··· ENTRIES SHOWN

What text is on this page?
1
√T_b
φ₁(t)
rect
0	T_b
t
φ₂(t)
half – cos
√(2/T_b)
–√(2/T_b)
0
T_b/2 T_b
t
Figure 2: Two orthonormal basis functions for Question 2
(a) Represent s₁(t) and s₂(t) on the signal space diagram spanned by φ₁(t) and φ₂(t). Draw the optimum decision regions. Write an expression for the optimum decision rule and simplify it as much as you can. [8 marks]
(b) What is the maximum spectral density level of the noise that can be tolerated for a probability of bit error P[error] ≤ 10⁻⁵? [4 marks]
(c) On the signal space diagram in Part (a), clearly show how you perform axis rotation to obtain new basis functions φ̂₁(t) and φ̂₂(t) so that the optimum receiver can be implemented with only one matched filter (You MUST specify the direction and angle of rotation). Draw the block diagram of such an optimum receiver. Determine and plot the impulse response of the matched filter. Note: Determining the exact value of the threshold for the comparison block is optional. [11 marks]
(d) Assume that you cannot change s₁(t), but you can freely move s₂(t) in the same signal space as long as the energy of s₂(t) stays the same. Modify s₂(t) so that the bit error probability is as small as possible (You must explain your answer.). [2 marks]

······

WHAT IS NEEDED: From the data above, extract every line in its exact form.

EXERCISE RESPONSE:
What text is on this page?
1
√T_b
φ₁(t)
rect
0	T_b
t
φ₂(t)
half – cos
√(2/T_b)
–√(2/T_b)
0
T_b/2 T_b
t
Figure 2: Two orthonormal basis functions for Question 2
(a) Represent s₁(t) and s₂(t) on the signal space diagram spanned by φ₁(t) and φ₂(t). Draw the optimum decision regions. Write an expression for the optimum decision rule and simplify it as much as you can. [8 marks]
(b) What is the maximum spectral density level of the noise that can be tolerated for a probability of bit error P[error] ≤ 10⁻⁵? [4 marks]
(c) On the signal space diagram in Part (a), clearly show how you perform axis rotation to obtain new basis functions φ̂₁(t) and φ̂₂(t) so that the optimum receiver can be implemented with only one matched filter (You MUST specify the direction and angle of rotation). Draw the block diagram of such an optimum receiver. Determine and plot the impulse response of the matched filter. Note: Determining the exact value of the threshold for the comparison block is optional. [11 marks]
(d) Assume that you cannot change s₁(t), but you can freely move s₂(t) in the same signal space as long as the energy of s₂(t) stays the same. Modify s₂(t) so that the bit error probability is as small as possible (You must explain your answer.). [2 marks]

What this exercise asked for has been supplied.